Son plus grand chagrin d’amour intervient avec Pattie Boyd, femme de son ami George Harrison. Un amour impossible qui donne naissance à l’album Layla and other assorted love songs. la perte des grands amis Jimi Hendrix et Duane Allman ajoute à son désarroi amoureux. Et Clapton sombre dans l’héroïne. Durant trois ans, il n’enregistre pas, et ne sort de sa retraite qu’à quelques rares occasions comme le concert pour le Bangladesh organisé par George Harrison en août 1971.
En 1973, Pete Townshend le pousse à jouer en tête d’affiche sur la scène du Rainbow pour deux concerts. Même si Clapton y apparait diminué et avec un jeu abîmé par ses trois années de dépendance, l’évènement lui fait prendre conscience qu’il peut encore s’en sortir. Après une une cure de désintoxication et libéré de l’héroïne, il entame une liaison avec Pattie Boyd-Harrison (qui finira par l’épouser en 1979), et il reprend le chemin des studios pour démarrer une nouvelle carrière.

| DONNÉES FOURNIES |
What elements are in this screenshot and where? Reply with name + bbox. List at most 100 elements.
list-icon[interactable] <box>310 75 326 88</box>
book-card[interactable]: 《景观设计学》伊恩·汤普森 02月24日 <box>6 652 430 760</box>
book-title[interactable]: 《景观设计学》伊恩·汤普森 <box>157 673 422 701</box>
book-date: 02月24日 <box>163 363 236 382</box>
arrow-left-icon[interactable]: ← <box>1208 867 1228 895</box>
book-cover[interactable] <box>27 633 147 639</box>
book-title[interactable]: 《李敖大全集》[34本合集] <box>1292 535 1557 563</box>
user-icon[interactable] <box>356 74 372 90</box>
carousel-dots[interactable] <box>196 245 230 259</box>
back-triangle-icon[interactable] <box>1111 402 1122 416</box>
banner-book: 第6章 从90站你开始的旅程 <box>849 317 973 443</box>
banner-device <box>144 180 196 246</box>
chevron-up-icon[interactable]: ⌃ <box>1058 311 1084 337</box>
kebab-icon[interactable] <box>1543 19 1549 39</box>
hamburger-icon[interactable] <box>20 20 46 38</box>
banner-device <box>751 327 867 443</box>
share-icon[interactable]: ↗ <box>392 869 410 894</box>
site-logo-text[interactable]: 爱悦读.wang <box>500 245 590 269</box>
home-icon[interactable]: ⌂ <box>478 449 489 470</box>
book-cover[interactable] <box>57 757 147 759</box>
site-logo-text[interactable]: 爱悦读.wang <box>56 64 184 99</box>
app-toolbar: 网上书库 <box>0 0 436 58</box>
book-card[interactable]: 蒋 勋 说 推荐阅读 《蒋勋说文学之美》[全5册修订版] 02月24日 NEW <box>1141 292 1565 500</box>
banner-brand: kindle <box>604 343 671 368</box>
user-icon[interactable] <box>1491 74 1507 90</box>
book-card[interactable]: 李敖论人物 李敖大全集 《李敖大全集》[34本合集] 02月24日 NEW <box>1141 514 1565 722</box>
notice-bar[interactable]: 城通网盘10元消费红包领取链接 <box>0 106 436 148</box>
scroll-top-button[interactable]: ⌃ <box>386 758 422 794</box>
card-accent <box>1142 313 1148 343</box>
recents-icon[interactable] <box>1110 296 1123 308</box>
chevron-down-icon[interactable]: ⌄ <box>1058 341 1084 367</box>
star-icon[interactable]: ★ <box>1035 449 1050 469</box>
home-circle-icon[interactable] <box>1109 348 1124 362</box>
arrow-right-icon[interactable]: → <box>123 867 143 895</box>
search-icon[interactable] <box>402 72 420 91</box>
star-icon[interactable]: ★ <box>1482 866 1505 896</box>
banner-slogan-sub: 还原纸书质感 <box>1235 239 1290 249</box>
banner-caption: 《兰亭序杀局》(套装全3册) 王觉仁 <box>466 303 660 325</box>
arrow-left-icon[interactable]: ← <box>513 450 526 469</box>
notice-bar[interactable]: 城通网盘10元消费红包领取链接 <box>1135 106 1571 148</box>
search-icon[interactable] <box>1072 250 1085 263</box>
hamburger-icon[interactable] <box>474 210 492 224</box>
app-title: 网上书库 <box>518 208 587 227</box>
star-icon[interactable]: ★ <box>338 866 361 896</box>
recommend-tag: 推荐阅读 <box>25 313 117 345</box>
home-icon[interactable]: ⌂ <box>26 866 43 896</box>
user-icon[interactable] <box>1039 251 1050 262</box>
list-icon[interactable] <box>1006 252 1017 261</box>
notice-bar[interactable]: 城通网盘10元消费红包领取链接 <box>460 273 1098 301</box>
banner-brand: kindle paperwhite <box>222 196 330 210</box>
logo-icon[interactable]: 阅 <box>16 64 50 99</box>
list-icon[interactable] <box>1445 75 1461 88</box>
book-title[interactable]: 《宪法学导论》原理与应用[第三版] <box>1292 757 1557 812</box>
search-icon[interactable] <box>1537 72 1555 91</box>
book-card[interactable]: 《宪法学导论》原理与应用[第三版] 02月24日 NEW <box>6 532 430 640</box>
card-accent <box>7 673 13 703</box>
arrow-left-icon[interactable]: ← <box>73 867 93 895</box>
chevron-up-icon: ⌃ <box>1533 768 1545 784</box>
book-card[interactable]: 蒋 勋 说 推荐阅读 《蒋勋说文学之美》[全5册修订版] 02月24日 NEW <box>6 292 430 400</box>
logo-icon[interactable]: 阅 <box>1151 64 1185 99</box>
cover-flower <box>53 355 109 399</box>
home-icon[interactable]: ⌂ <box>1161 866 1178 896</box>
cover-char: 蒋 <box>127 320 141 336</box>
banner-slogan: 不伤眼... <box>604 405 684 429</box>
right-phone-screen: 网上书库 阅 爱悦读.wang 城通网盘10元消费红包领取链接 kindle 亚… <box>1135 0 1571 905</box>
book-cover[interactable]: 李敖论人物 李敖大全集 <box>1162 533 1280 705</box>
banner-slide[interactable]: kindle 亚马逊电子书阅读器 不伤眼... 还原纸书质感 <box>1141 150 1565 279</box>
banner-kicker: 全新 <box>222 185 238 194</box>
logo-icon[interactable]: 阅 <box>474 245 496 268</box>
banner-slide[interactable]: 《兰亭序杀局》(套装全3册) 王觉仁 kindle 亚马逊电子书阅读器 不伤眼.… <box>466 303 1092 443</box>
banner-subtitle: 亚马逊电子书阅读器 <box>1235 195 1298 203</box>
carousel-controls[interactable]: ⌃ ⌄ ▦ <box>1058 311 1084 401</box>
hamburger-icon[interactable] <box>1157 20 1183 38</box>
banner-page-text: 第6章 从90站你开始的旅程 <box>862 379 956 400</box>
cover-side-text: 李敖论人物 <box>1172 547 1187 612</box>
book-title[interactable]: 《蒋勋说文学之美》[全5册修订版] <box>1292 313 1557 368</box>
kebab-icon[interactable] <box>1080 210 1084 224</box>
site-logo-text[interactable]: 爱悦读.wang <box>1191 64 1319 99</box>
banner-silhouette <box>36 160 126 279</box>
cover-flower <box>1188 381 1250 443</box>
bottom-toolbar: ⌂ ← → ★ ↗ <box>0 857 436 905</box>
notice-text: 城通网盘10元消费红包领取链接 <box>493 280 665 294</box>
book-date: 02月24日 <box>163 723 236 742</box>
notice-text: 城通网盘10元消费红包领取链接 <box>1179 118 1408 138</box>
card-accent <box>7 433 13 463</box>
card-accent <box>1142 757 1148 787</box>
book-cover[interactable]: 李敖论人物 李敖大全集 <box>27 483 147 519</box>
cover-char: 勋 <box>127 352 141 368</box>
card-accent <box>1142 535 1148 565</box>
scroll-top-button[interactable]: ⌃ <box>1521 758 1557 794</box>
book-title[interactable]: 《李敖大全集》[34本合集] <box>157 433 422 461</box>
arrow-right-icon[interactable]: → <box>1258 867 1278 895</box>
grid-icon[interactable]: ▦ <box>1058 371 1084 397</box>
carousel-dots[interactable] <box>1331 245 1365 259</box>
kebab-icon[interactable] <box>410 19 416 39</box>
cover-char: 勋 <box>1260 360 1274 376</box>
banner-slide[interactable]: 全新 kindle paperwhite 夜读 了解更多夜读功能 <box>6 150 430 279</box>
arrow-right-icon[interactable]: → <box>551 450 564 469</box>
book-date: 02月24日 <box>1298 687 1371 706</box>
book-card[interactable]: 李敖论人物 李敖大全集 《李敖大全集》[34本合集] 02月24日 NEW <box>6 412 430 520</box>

| OBJECTIF |
Recopiez mot pour mot le passage de l'extrait sur Clapton qui va de « Son plus grand » à « en août 1971. ».

| RÉPONSE |
Son plus grand chagrin d’amour intervient avec Pattie Boyd, femme de son ami George Harrison. Un amour impossible qui donne naissance à l’album Layla and other assorted love songs. la perte des grands amis Jimi Hendrix et Duane Allman ajoute à son désarroi amoureux. Et Clapton sombre dans l’héroïne. Durant trois ans, il n’enregistre pas, et ne sort de sa retraite qu’à quelques rares occasions comme le concert pour le Bangladesh organisé par George Harrison en août 1971.